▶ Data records

○ ○ ○ ○ ○

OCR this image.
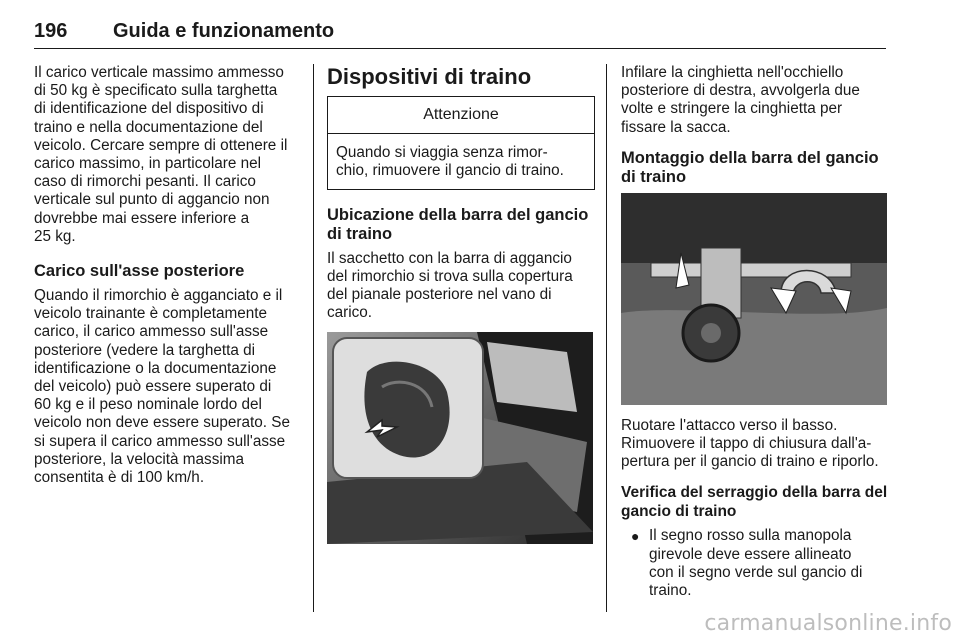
196 Guida e funzionamento

Il carico verticale massimo ammesso
di 50 kg è specificato sulla targhetta
di identificazione del dispositivo di
traino e nella documentazione del
veicolo. Cercare sempre di ottenere il
carico massimo, in particolare nel
caso di rimorchi pesanti. Il carico
verticale sul punto di aggancio non
dovrebbe mai essere inferiore a
25 kg.

Carico sull'asse posteriore

Quando il rimorchio è agganciato e il
veicolo trainante è completamente
carico, il carico ammesso sull'asse
posteriore (vedere la targhetta di
identificazione o la documentazione
del veicolo) può essere superato di
60 kg e il peso nominale lordo del
veicolo non deve essere superato. Se
si supera il carico ammesso sull'asse
posteriore, la velocità massima
consentita è di 100 km/h.

Dispositivi di traino
Attenzione
Quando si viaggia senza rimor-
chio, rimuovere il gancio di traino.

Ubicazione della barra del gancio
di traino

Il sacchetto con la barra di aggancio
del rimorchio si trova sulla copertura
del pianale posteriore nel vano di
carico.

Infilare la cinghietta nell'occhiello
posteriore di destra, avvolgerla due
volte e stringere la cinghietta per
fissare la sacca.

Montaggio della barra del gancio
di traino

Ruotare l'attacco verso il basso.
Rimuovere il tappo di chiusura dall'a-
pertura per il gancio di traino e riporlo.

Verifica del serraggio della barra del
gancio di traino

● Il segno rosso sulla manopola
girevole deve essere allineato
con il segno verde sul gancio di
traino.
carmanualsonline.info
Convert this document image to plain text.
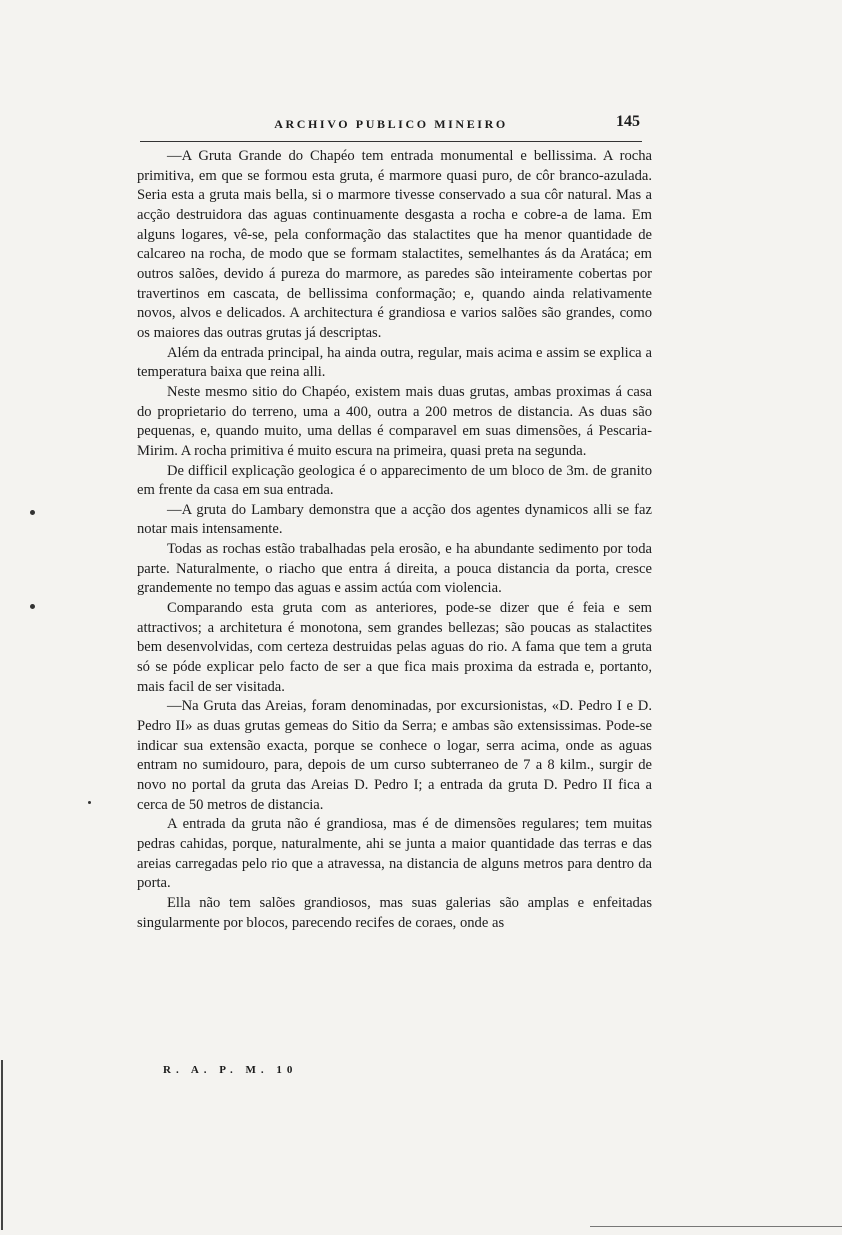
ARCHIVO PUBLICO MINEIRO	145

—A Gruta Grande do Chapéo tem entrada monumental e bellissima. A rocha primitiva, em que se formou esta gruta, é marmore quasi puro, de côr branco-azulada. Seria esta a gruta mais bella, si o marmore tivesse conservado a sua côr natural. Mas a acção destruidora das aguas continuamente desgasta a rocha e cobre-a de lama. Em alguns logares, vê-se, pela conformação das stalactites que ha menor quantidade de calcareo na rocha, de modo que se formam stalactites, semelhantes ás da Aratáca; em outros salões, devido á pureza do marmore, as paredes são inteiramente cobertas por travertinos em cascata, de bellissima conformação; e, quando ainda relativamente novos, alvos e delicados. A architectura é grandiosa e varios salões são grandes, como os maiores das outras grutas já descriptas.

Além da entrada principal, ha ainda outra, regular, mais acima e assim se explica a temperatura baixa que reina alli.

Neste mesmo sitio do Chapéo, existem mais duas grutas, ambas proximas á casa do proprietario do terreno, uma a 400, outra a 200 metros de distancia. As duas são pequenas, e, quando muito, uma dellas é comparavel em suas dimensões, á Pescaria-Mirim. A rocha primitiva é muito escura na primeira, quasi preta na segunda.

De difficil explicação geologica é o apparecimento de um bloco de 3m. de granito em frente da casa em sua entrada.

—A gruta do Lambary demonstra que a acção dos agentes dynamicos alli se faz notar mais intensamente.

Todas as rochas estão trabalhadas pela erosão, e ha abundante sedimento por toda parte. Naturalmente, o riacho que entra á direita, a pouca distancia da porta, cresce grandemente no tempo das aguas e assim actúa com violencia.

Comparando esta gruta com as anteriores, pode-se dizer que é feia e sem attractivos; a architetura é monotona, sem grandes bellezas; são poucas as stalactites bem desenvolvidas, com certeza destruidas pelas aguas do rio. A fama que tem a gruta só se póde explicar pelo facto de ser a que fica mais proxima da estrada e, portanto, mais facil de ser visitada.

—Na Gruta das Areias, foram denominadas, por excursionistas, «D. Pedro I e D. Pedro II» as duas grutas gemeas do Sitio da Serra; e ambas são extensissimas. Pode-se indicar sua extensão exacta, porque se conhece o logar, serra acima, onde as aguas entram no sumidouro, para, depois de um curso subterraneo de 7 a 8 kilm., surgir de novo no portal da gruta das Areias D. Pedro I; a entrada da gruta D. Pedro II fica a cerca de 50 metros de distancia.

A entrada da gruta não é grandiosa, mas é de dimensões regulares; tem muitas pedras cahidas, porque, naturalmente, ahi se junta a maior quantidade das terras e das areias carregadas pelo rio que a atravessa, na distancia de alguns metros para dentro da porta.

Ella não tem salões grandiosos, mas suas galerias são amplas e enfeitadas singularmente por blocos, parecendo recifes de coraes, onde as

R. A. P. M. 10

○ ○ ○ ○ ○

▶ TO DO
All records should be output exactly, with the pictures left out.

▶ COMPLETE OUTPUT
OCR this image.
196 Guida e funzionamento

Il carico verticale massimo ammesso
di 50 kg è specificato sulla targhetta
di identificazione del dispositivo di
traino e nella documentazione del
veicolo. Cercare sempre di ottenere il
carico massimo, in particolare nel
caso di rimorchi pesanti. Il carico
verticale sul punto di aggancio non
dovrebbe mai essere inferiore a
25 kg.

Carico sull'asse posteriore

Quando il rimorchio è agganciato e il
veicolo trainante è completamente
carico, il carico ammesso sull'asse
posteriore (vedere la targhetta di
identificazione o la documentazione
del veicolo) può essere superato di
60 kg e il peso nominale lordo del
veicolo non deve essere superato. Se
si supera il carico ammesso sull'asse
posteriore, la velocità massima
consentita è di 100 km/h.

Dispositivi di traino
Attenzione
Quando si viaggia senza rimor-
chio, rimuovere il gancio di traino.

Ubicazione della barra del gancio
di traino

Il sacchetto con la barra di aggancio
del rimorchio si trova sulla copertura
del pianale posteriore nel vano di
carico.

Infilare la cinghietta nell'occhiello
posteriore di destra, avvolgerla due
volte e stringere la cinghietta per
fissare la sacca.

Montaggio della barra del gancio
di traino

Ruotare l'attacco verso il basso.
Rimuovere il tappo di chiusura dall'a-
pertura per il gancio di traino e riporlo.

Verifica del serraggio della barra del
gancio di traino

● Il segno rosso sulla manopola
girevole deve essere allineato
con il segno verde sul gancio di
traino.
carmanualsonline.info
Convert this document image to plain text.
ARCHIVO PUBLICO MINEIRO	145

—A Gruta Grande do Chapéo tem entrada monumental e bellissima. A rocha primitiva, em que se formou esta gruta, é marmore quasi puro, de côr branco-azulada. Seria esta a gruta mais bella, si o marmore tivesse conservado a sua côr natural. Mas a acção destruidora das aguas continuamente desgasta a rocha e cobre-a de lama. Em alguns logares, vê-se, pela conformação das stalactites que ha menor quantidade de calcareo na rocha, de modo que se formam stalactites, semelhantes ás da Aratáca; em outros salões, devido á pureza do marmore, as paredes são inteiramente cobertas por travertinos em cascata, de bellissima conformação; e, quando ainda relativamente novos, alvos e delicados. A architectura é grandiosa e varios salões são grandes, como os maiores das outras grutas já descriptas.

Além da entrada principal, ha ainda outra, regular, mais acima e assim se explica a temperatura baixa que reina alli.

Neste mesmo sitio do Chapéo, existem mais duas grutas, ambas proximas á casa do proprietario do terreno, uma a 400, outra a 200 metros de distancia. As duas são pequenas, e, quando muito, uma dellas é comparavel em suas dimensões, á Pescaria-Mirim. A rocha primitiva é muito escura na primeira, quasi preta na segunda.

De difficil explicação geologica é o apparecimento de um bloco de 3m. de granito em frente da casa em sua entrada.

—A gruta do Lambary demonstra que a acção dos agentes dynamicos alli se faz notar mais intensamente.

Todas as rochas estão trabalhadas pela erosão, e ha abundante sedimento por toda parte. Naturalmente, o riacho que entra á direita, a pouca distancia da porta, cresce grandemente no tempo das aguas e assim actúa com violencia.

Comparando esta gruta com as anteriores, pode-se dizer que é feia e sem attractivos; a architetura é monotona, sem grandes bellezas; são poucas as stalactites bem desenvolvidas, com certeza destruidas pelas aguas do rio. A fama que tem a gruta só se póde explicar pelo facto de ser a que fica mais proxima da estrada e, portanto, mais facil de ser visitada.

—Na Gruta das Areias, foram denominadas, por excursionistas, «D. Pedro I e D. Pedro II» as duas grutas gemeas do Sitio da Serra; e ambas são extensissimas. Pode-se indicar sua extensão exacta, porque se conhece o logar, serra acima, onde as aguas entram no sumidouro, para, depois de um curso subterraneo de 7 a 8 kilm., surgir de novo no portal da gruta das Areias D. Pedro I; a entrada da gruta D. Pedro II fica a cerca de 50 metros de distancia.

A entrada da gruta não é grandiosa, mas é de dimensões regulares; tem muitas pedras cahidas, porque, naturalmente, ahi se junta a maior quantidade das terras e das areias carregadas pelo rio que a atravessa, na distancia de alguns metros para dentro da porta.

Ella não tem salões grandiosos, mas suas galerias são amplas e enfeitadas singularmente por blocos, parecendo recifes de coraes, onde as

R. A. P. M. 10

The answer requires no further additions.